> _Goal of the exercise_
Write out exactly the lines from the one containing "Convert this document image to plain text." through the last line of the records below, both included, and leave out any pictures.

Records excerpted from a collection

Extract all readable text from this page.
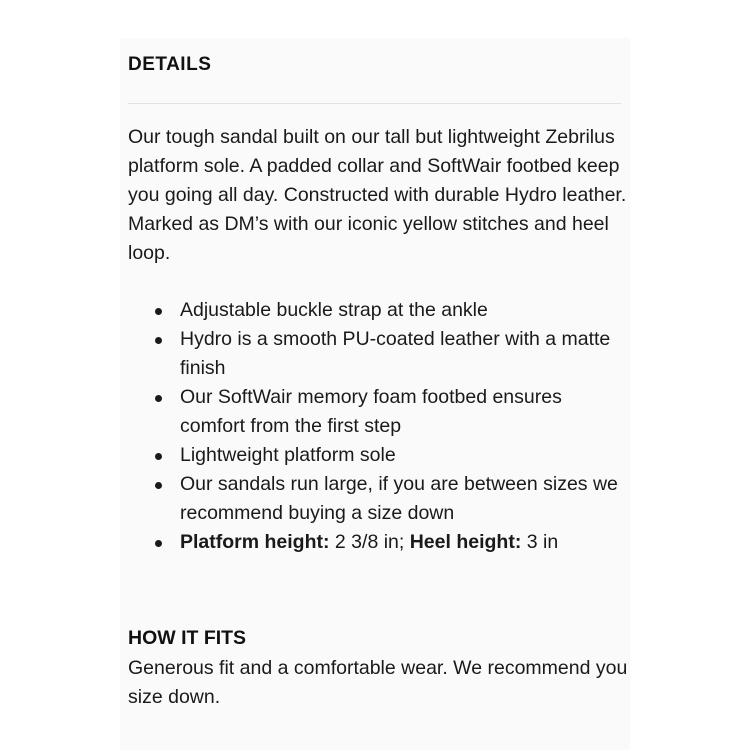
DETAILS

Our tough sandal built on our tall but lightweight Zebrilus platform sole. A padded collar and SoftWair footbed keep you going all day. Constructed with durable Hydro leather. Marked as DM’s with our iconic yellow stitches and heel loop.

Adjustable buckle strap at the ankle
Hydro is a smooth PU-coated leather with a matte finish
Our SoftWair memory foam footbed ensures comfort from the first step
Lightweight platform sole
Our sandals run large, if you are between sizes we recommend buying a size down
Platform height: 2 3/8 in; Heel height: 3 in
HOW IT FITS

Generous fit and a comfortable wear. We recommend you size down.
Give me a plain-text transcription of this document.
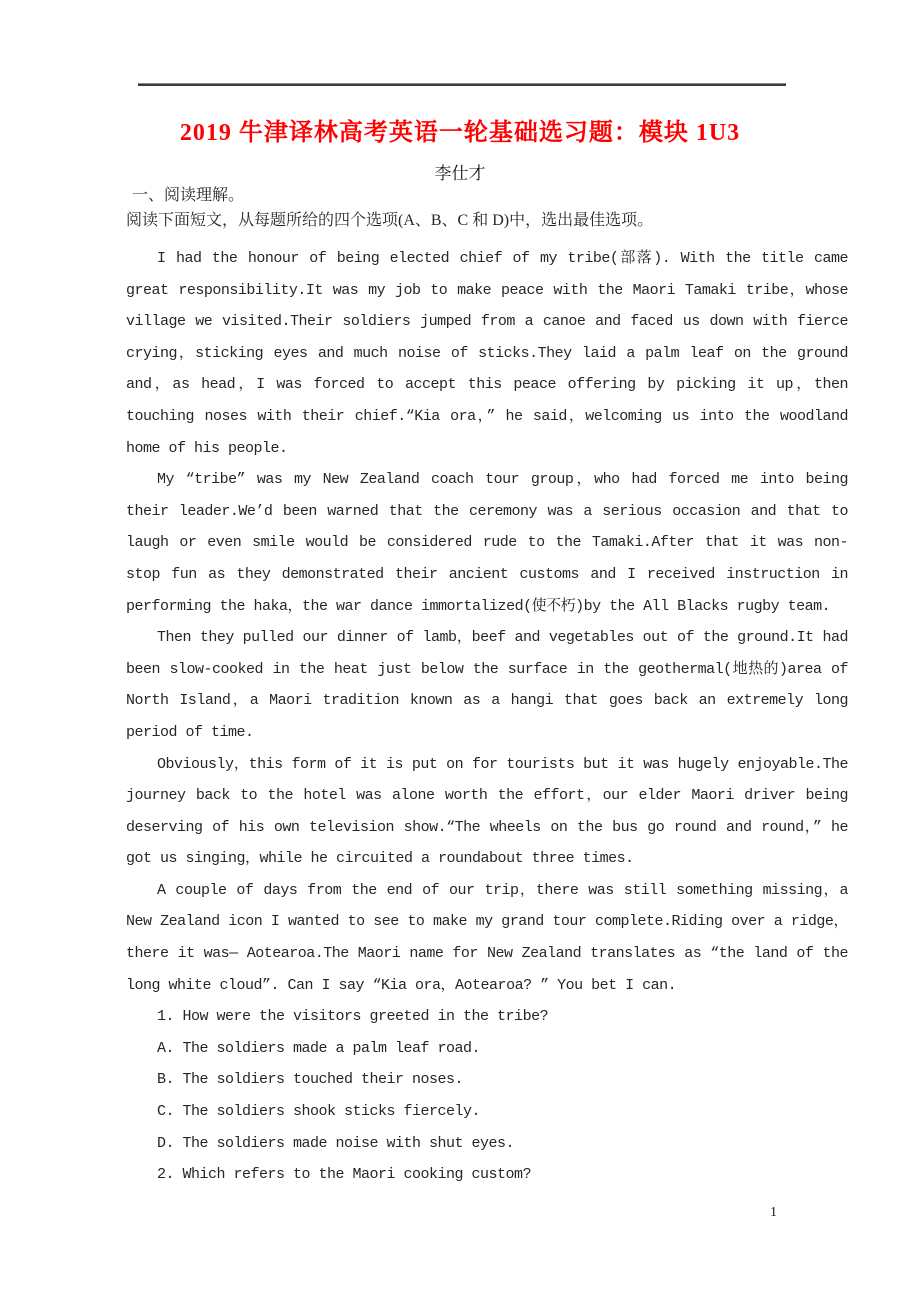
2019 牛津译林高考英语一轮基础选习题：模块 1U3
李仕才
一、阅读理解。
阅读下面短文，从每题所给的四个选项(A、B、C 和 D)中，选出最佳选项。

I had the honour of being elected chief of my tribe(部落). With the title came great responsibility.It was my job to make peace with the Maori Tamaki tribe，whose village we visited.Their soldiers jumped from a canoe and faced us down with fierce crying，sticking eyes and much noise of sticks.They laid a palm leaf on the ground and，as head，I was forced to accept this peace offering by picking it up，then touching noses with their chief.“Kia ora，” he said，welcoming us into the woodland home of his people.

My “tribe” was my New Zealand coach tour group，who had forced me into being their leader.We’d been warned that the ceremony was a serious occasion and that to laugh or even smile would be considered rude to the Tamaki.After that it was non-stop fun as they demonstrated their ancient customs and I received instruction in performing the haka，the war dance immortalized(使不朽)by the All Blacks rugby team.

Then they pulled our dinner of lamb，beef and vegetables out of the ground.It had been slow-cooked in the heat just below the surface in the geothermal(地热的)area of North Island，a Maori tradition known as a hangi that goes back an extremely long period of time.

Obviously，this form of it is put on for tourists but it was hugely enjoyable.The journey back to the hotel was alone worth the effort，our elder Maori driver being deserving of his own television show.“The wheels on the bus go round and round，” he got us singing，while he circuited a roundabout three times.

A couple of days from the end of our trip，there was still something missing，a New Zealand icon I wanted to see to make my grand tour complete.Riding over a ridge，there it was— Aotearoa.The Maori name for New Zealand translates as “the land of the long white cloud”. Can I say “Kia ora，Aotearoa? ” You bet I can.

1. How were the visitors greeted in the tribe?
A. The soldiers made a palm leaf road.
B. The soldiers touched their noses.
C. The soldiers shook sticks fiercely.
D. The soldiers made noise with shut eyes.
2. Which refers to the Maori cooking custom?
1
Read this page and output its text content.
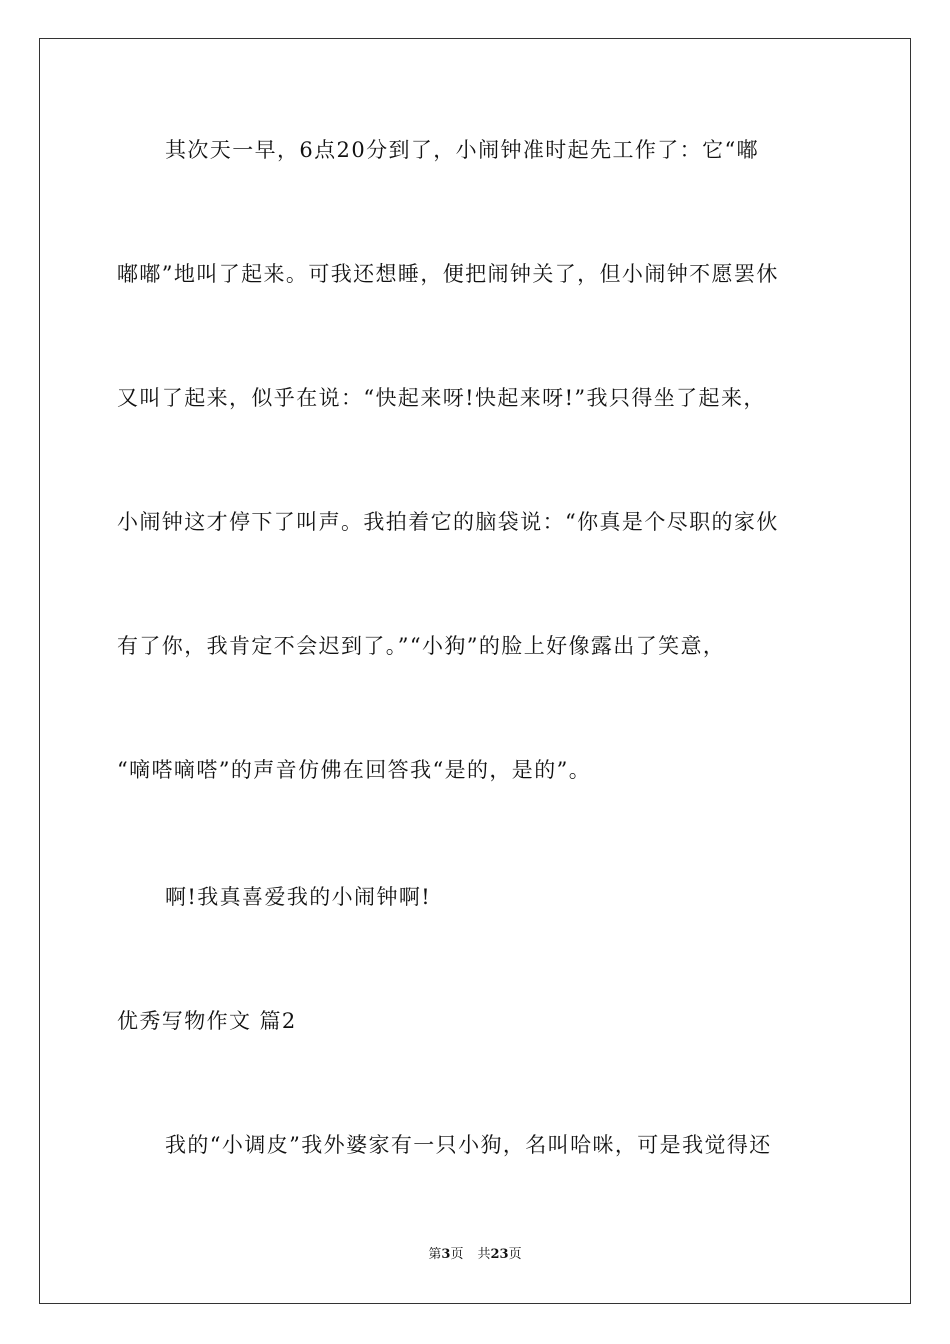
其次天一早，6点20分到了，小闹钟准时起先工作了：它“嘟
嘟嘟”地叫了起来。可我还想睡，便把闹钟关了，但小闹钟不愿罢休
又叫了起来，似乎在说：“快起来呀!快起来呀!”我只得坐了起来，
小闹钟这才停下了叫声。我拍着它的脑袋说：“你真是个尽职的家伙
有了你，我肯定不会迟到了。”“小狗”的脸上好像露出了笑意，
“嘀嗒嘀嗒”的声音仿佛在回答我“是的，是的”。
啊!我真喜爱我的小闹钟啊!
优秀写物作文 篇2
我的“小调皮”我外婆家有一只小狗，名叫哈咪，可是我觉得还
第3页 共23页
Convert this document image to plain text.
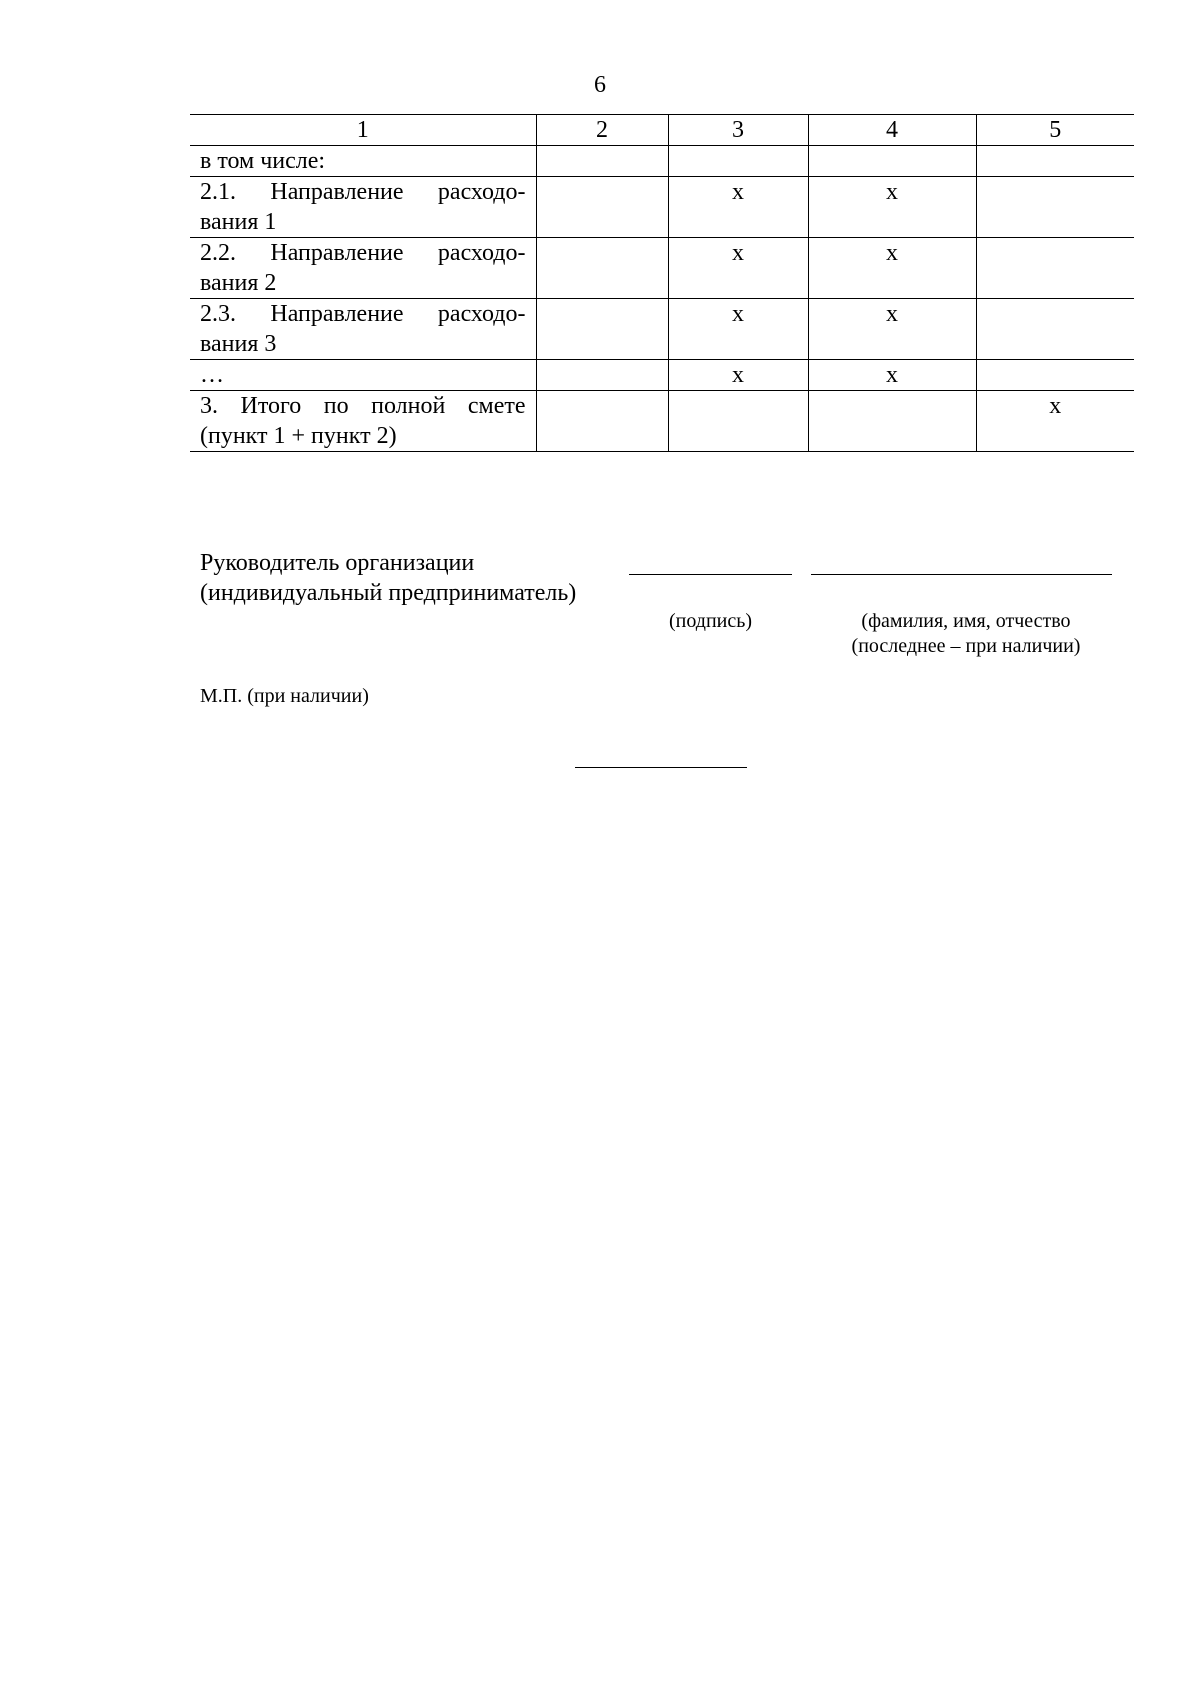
6
1	2	3	4	5
в том числе:				
2.1. Направление расходо-вания 1		х	х	
2.2. Направление расходо-вания 2		х	х	
2.3. Направление расходо-вания 3		х	х	
…		х	х	
3. Итого по полной смете (пункт 1 + пункт 2)				х
Руководитель организации
(индивидуальный предприниматель)
(подпись)	(фамилия, имя, отчество
(последнее – при наличии)
М.П. (при наличии)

> _Finished task_
Convert this document image to plain text.
6
1	2	3	4	5
в том числе:				
2.1. Направление расходо-вания 1		х	х	
2.2. Направление расходо-вания 2		х	х	
2.3. Направление расходо-вания 3		х	х	
…		х	х	
3. Итого по полной смете (пункт 1 + пункт 2)				х
Руководитель организации
(индивидуальный предприниматель)
(подпись)	(фамилия, имя, отчество
(последнее – при наличии)
М.П. (при наличии)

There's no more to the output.